━━ INPUT ━━

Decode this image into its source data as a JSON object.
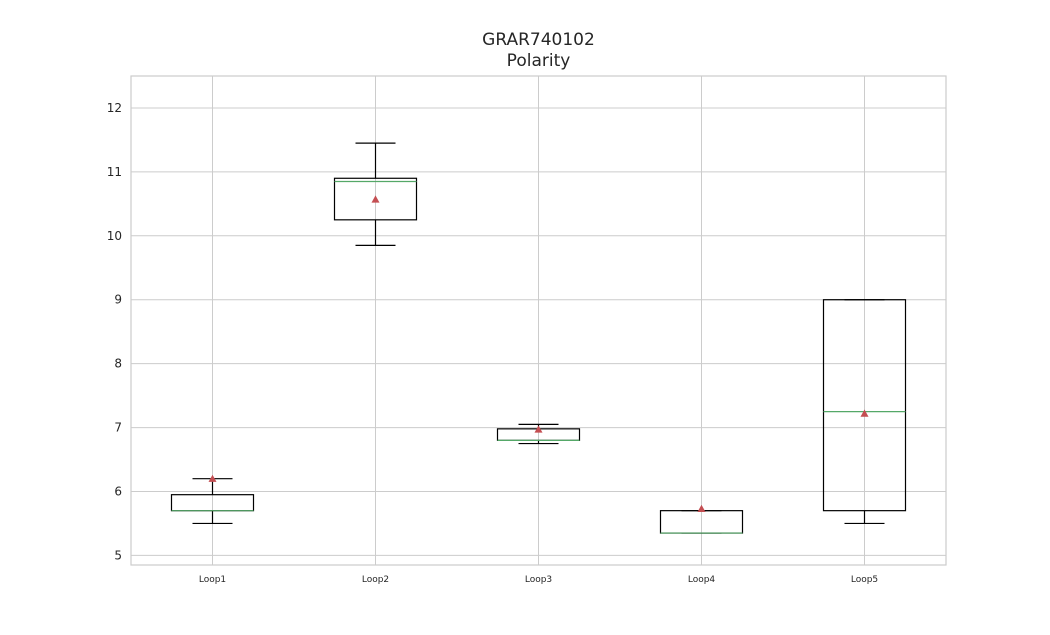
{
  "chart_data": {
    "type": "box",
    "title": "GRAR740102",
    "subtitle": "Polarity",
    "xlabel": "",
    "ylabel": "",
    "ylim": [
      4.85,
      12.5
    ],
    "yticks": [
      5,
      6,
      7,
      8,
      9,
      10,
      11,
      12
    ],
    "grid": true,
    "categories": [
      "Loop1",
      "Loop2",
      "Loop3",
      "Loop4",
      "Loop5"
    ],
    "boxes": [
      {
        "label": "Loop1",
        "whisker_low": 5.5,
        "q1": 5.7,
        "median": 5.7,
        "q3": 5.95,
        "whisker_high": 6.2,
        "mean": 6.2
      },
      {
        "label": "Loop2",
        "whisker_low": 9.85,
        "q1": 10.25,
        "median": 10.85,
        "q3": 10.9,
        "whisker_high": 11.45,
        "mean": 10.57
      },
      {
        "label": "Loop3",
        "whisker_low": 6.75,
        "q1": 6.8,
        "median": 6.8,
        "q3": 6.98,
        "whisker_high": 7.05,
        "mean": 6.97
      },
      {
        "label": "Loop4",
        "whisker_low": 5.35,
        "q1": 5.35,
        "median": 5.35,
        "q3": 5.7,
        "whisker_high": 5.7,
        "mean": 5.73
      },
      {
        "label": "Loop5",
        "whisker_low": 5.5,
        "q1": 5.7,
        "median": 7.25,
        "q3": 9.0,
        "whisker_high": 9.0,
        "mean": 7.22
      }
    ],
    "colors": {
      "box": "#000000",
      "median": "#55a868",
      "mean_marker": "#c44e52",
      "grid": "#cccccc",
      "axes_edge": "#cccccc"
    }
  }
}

━━━
━━ INPUT ━━

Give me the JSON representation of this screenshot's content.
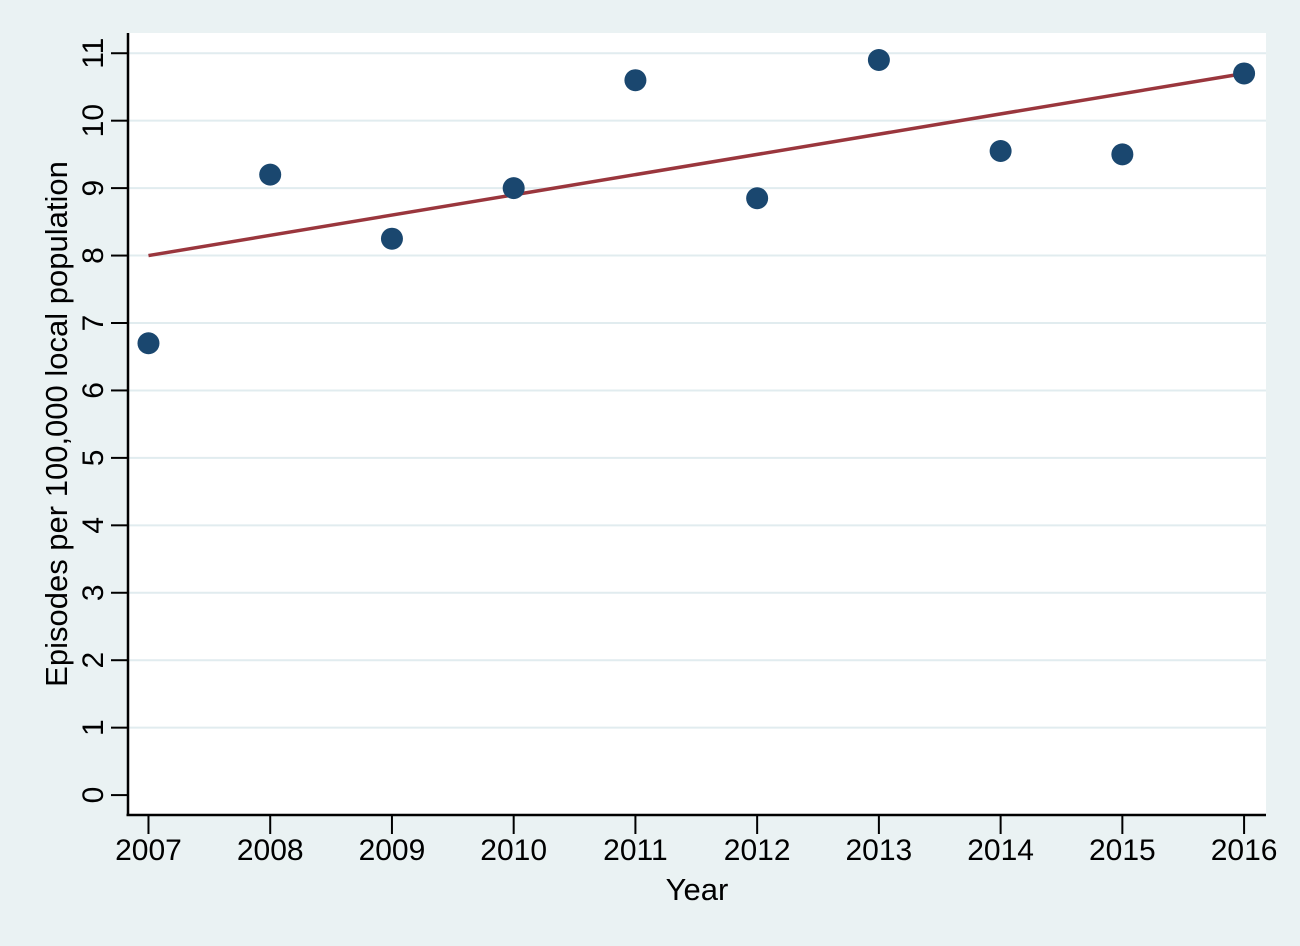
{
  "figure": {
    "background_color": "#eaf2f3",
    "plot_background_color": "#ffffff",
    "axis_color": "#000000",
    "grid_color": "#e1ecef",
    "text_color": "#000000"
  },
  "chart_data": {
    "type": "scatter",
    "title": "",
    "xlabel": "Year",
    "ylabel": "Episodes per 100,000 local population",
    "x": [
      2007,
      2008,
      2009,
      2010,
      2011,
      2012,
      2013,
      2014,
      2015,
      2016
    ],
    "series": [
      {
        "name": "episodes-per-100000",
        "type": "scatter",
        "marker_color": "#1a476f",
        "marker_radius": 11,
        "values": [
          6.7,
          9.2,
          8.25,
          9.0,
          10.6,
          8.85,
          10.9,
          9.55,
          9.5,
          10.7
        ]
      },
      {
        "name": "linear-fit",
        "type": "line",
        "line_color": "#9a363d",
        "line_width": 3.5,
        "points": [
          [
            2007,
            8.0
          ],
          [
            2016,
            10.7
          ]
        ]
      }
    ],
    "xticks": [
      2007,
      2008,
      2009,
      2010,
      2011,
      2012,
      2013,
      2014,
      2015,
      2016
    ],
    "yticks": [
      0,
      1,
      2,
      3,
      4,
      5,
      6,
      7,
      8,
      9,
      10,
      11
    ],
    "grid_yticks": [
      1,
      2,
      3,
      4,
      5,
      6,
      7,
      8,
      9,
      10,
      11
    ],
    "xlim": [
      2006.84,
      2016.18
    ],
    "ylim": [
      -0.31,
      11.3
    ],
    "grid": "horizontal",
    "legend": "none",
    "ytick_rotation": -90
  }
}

━━━

**WHAT YOU HAVE TO DO:** Copy out every line that includes the word "name".

**FINISHED ANSWER:**
        "name": "episodes-per-100000",
        "name": "linear-fit",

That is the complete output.